Stated goal: Write every record out again exactly, and keep images out of it.

"""

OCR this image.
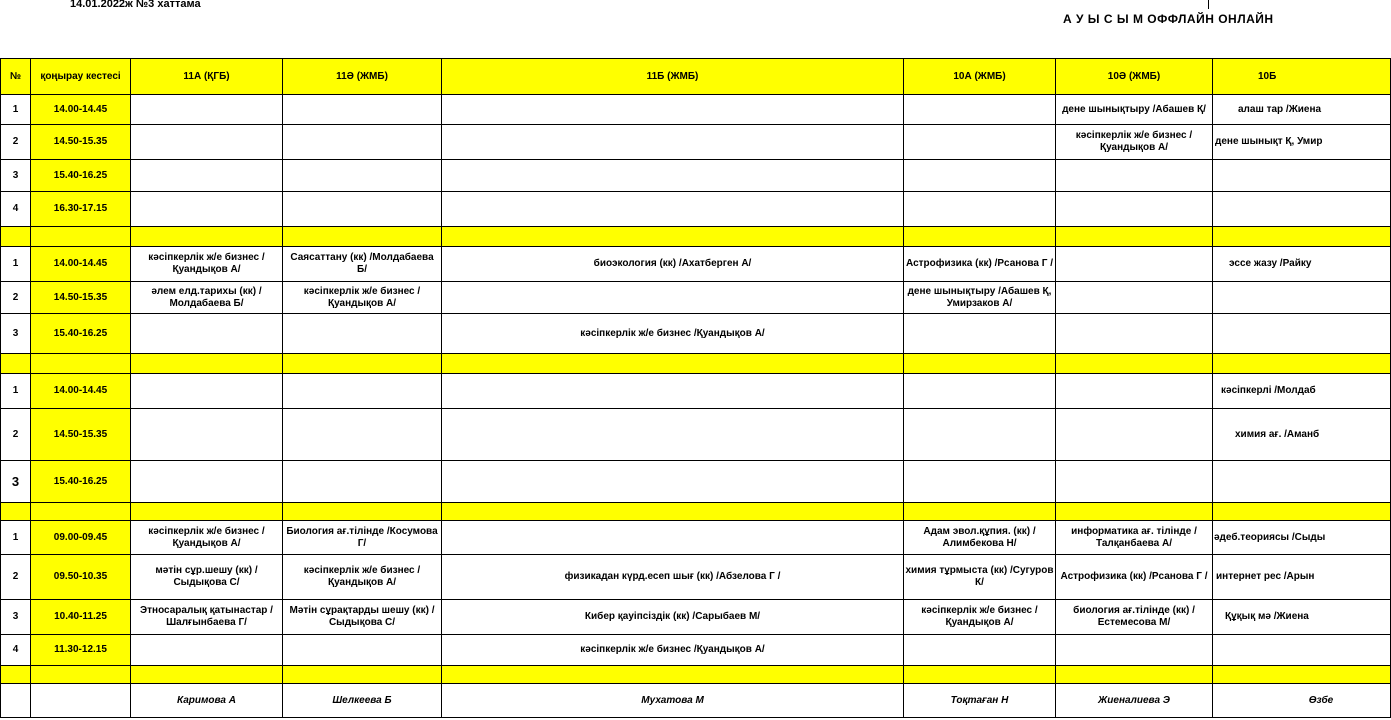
14.01.2022ж №3 хаттама
А У Ы С Ы М ОФФЛАЙН ОНЛАЙН
№	қоңырау кестесі	11А (ҚГБ)	11Ә (ЖМБ)	11Б (ЖМБ)	10А (ЖМБ)	10Ә (ЖМБ)	10Б
1	14.00-14.45					дене шынықтыру /Абашев Қ/	алаш тар /Жиена
2	14.50-15.35					кәсіпкерлік ж/е бизнес /Қуандықов А/	дене шынықт Қ, Умир
3	15.40-16.25						
4	16.30-17.15						

1	14.00-14.45	кәсіпкерлік ж/е бизнес /Қуандықов А/	Саясаттану (кк) /Молдабаева Б/	биоэкология (кк) /Ахатберген А/	Астрофизика (кк) /Рсанова Г /		эссе жазу /Райку
2	14.50-15.35	әлем елд.тарихы (кк) /Молдабаева Б/	кәсіпкерлік ж/е бизнес /Қуандықов А/		дене шынықтыру /Абашев Қ, Умирзаков А/		
3	15.40-16.25			кәсіпкерлік ж/е бизнес /Қуандықов А/			

1	14.00-14.45						кәсіпкерлі /Молдаб
2	14.50-15.35						химия ағ. /Аманб
3	15.40-16.25						

1	09.00-09.45	кәсіпкерлік ж/е бизнес /Қуандықов А/	Биология ағ.тілінде /Косумова Г/		Адам эвол.құпия. (кк) /Алимбекова Н/	информатика ағ. тілінде /Талқанбаева А/	әдеб.теориясы /Сыды
2	09.50-10.35	мәтін сұр.шешу (кк) /Сыдықова С/	кәсіпкерлік ж/е бизнес /Қуандықов А/	физикадан күрд.есеп шығ (кк) /Абзелова Г /	химия тұрмыста (кк) /Сугуров К/	Астрофизика (кк) /Рсанова Г /	интернет рес /Арын
3	10.40-11.25	Этносаралық қатынастар /Шалғынбаева Г/	Мәтін сұрақтарды шешу (кк) /Сыдықова С/	Кибер қауіпсіздік (кк) /Сарыбаев М/	кәсіпкерлік ж/е бизнес /Қуандықов А/	биология ағ.тілінде (кк) /Естемесова М/	Құқық мә /Жиена
4	11.30-12.15			кәсіпкерлік ж/е бизнес /Қуандықов А/			

		Каримова А	Шелкеева Б	Мухатова М	Тоқтаған Н	Жиеналиева Э	Өзбе
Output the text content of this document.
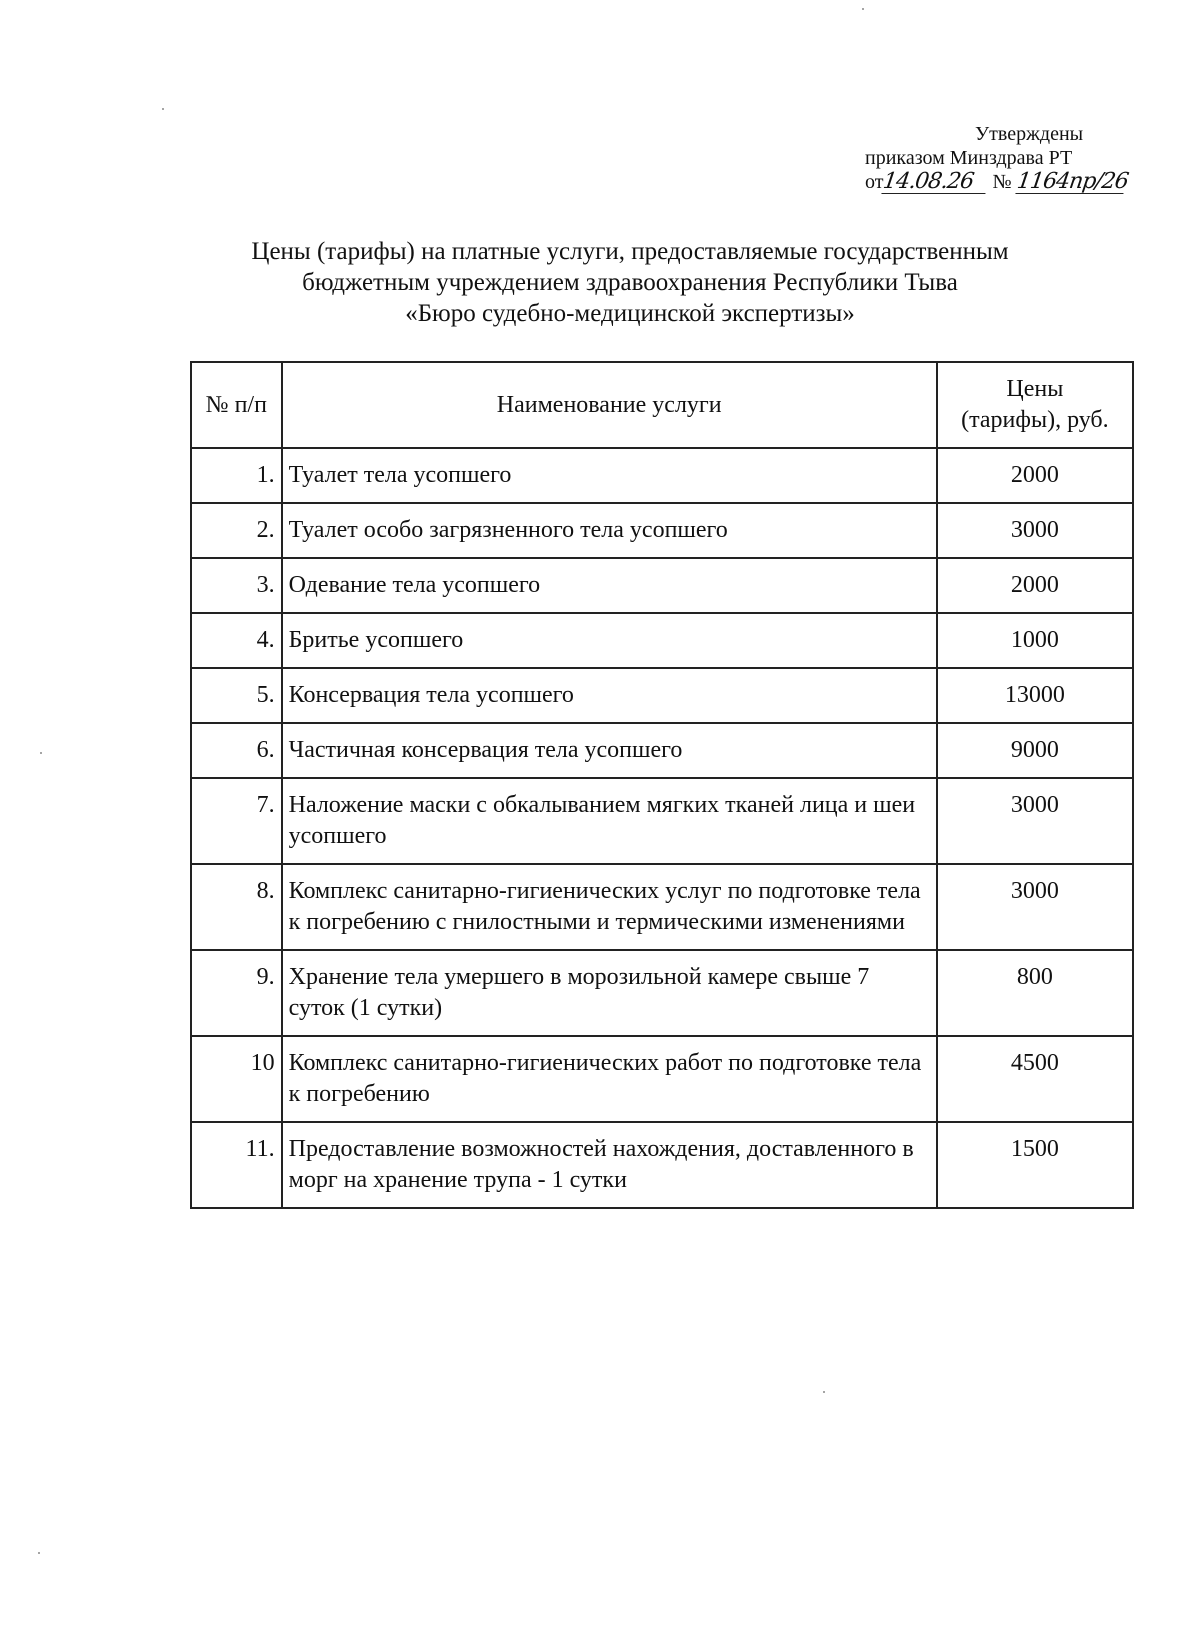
Утверждены
приказом Минздрава РТ
от14.08.26 № 1164пр/26
Цены (тарифы) на платные услуги, предоставляемые государственным
бюджетным учреждением здравоохранения Республики Тыва
«Бюро судебно-медицинской экспертизы»
№ п/п	Наименование услуги	Цены
(тарифы), руб.

1.	Туалет тела усопшего	2000
2.	Туалет особо загрязненного тела усопшего	3000
3.	Одевание тела усопшего	2000
4.	Бритье усопшего	1000
5.	Консервация тела усопшего	13000
6.	Частичная консервация тела усопшего	9000
7.	Наложение маски с обкалыванием мягких тканей лица и шеи усопшего	3000
8.	Комплекс санитарно-гигиенических услуг по подготовке тела к погребению с гнилостными и термическими изменениями	3000
9.	Хранение тела умершего в морозильной камере свыше 7 суток (1 сутки)	800
10	Комплекс санитарно-гигиенических работ по подготовке тела к погребению	4500
11.	Предоставление возможностей нахождения, доставленного в морг на хранение трупа - 1 сутки	1500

"""

Final result:
OCR this image.
14.01.2022ж №3 хаттама
А У Ы С Ы М ОФФЛАЙН ОНЛАЙН
№	қоңырау кестесі	11А (ҚГБ)	11Ә (ЖМБ)	11Б (ЖМБ)	10А (ЖМБ)	10Ә (ЖМБ)	10Б
1	14.00-14.45					дене шынықтыру /Абашев Қ/	алаш тар /Жиена
2	14.50-15.35					кәсіпкерлік ж/е бизнес /Қуандықов А/	дене шынықт Қ, Умир
3	15.40-16.25						
4	16.30-17.15						

1	14.00-14.45	кәсіпкерлік ж/е бизнес /Қуандықов А/	Саясаттану (кк) /Молдабаева Б/	биоэкология (кк) /Ахатберген А/	Астрофизика (кк) /Рсанова Г /		эссе жазу /Райку
2	14.50-15.35	әлем елд.тарихы (кк) /Молдабаева Б/	кәсіпкерлік ж/е бизнес /Қуандықов А/		дене шынықтыру /Абашев Қ, Умирзаков А/		
3	15.40-16.25			кәсіпкерлік ж/е бизнес /Қуандықов А/			

1	14.00-14.45						кәсіпкерлі /Молдаб
2	14.50-15.35						химия ағ. /Аманб
3	15.40-16.25						

1	09.00-09.45	кәсіпкерлік ж/е бизнес /Қуандықов А/	Биология ағ.тілінде /Косумова Г/		Адам эвол.құпия. (кк) /Алимбекова Н/	информатика ағ. тілінде /Талқанбаева А/	әдеб.теориясы /Сыды
2	09.50-10.35	мәтін сұр.шешу (кк) /Сыдықова С/	кәсіпкерлік ж/е бизнес /Қуандықов А/	физикадан күрд.есеп шығ (кк) /Абзелова Г /	химия тұрмыста (кк) /Сугуров К/	Астрофизика (кк) /Рсанова Г /	интернет рес /Арын
3	10.40-11.25	Этносаралық қатынастар /Шалғынбаева Г/	Мәтін сұрақтарды шешу (кк) /Сыдықова С/	Кибер қауіпсіздік (кк) /Сарыбаев М/	кәсіпкерлік ж/е бизнес /Қуандықов А/	биология ағ.тілінде (кк) /Естемесова М/	Құқық мә /Жиена
4	11.30-12.15			кәсіпкерлік ж/е бизнес /Қуандықов А/			

		Каримова А	Шелкеева Б	Мухатова М	Тоқтаған Н	Жиеналиева Э	Өзбе
Output the text content of this document.
Утверждены
приказом Минздрава РТ
от14.08.26 № 1164пр/26
Цены (тарифы) на платные услуги, предоставляемые государственным
бюджетным учреждением здравоохранения Республики Тыва
«Бюро судебно-медицинской экспертизы»
№ п/п	Наименование услуги	Цены
(тарифы), руб.

1.	Туалет тела усопшего	2000
2.	Туалет особо загрязненного тела усопшего	3000
3.	Одевание тела усопшего	2000
4.	Бритье усопшего	1000
5.	Консервация тела усопшего	13000
6.	Частичная консервация тела усопшего	9000
7.	Наложение маски с обкалыванием мягких тканей лица и шеи усопшего	3000
8.	Комплекс санитарно-гигиенических услуг по подготовке тела к погребению с гнилостными и термическими изменениями	3000
9.	Хранение тела умершего в морозильной камере свыше 7 суток (1 сутки)	800
10	Комплекс санитарно-гигиенических работ по подготовке тела к погребению	4500
11.	Предоставление возможностей нахождения, доставленного в морг на хранение трупа - 1 сутки	1500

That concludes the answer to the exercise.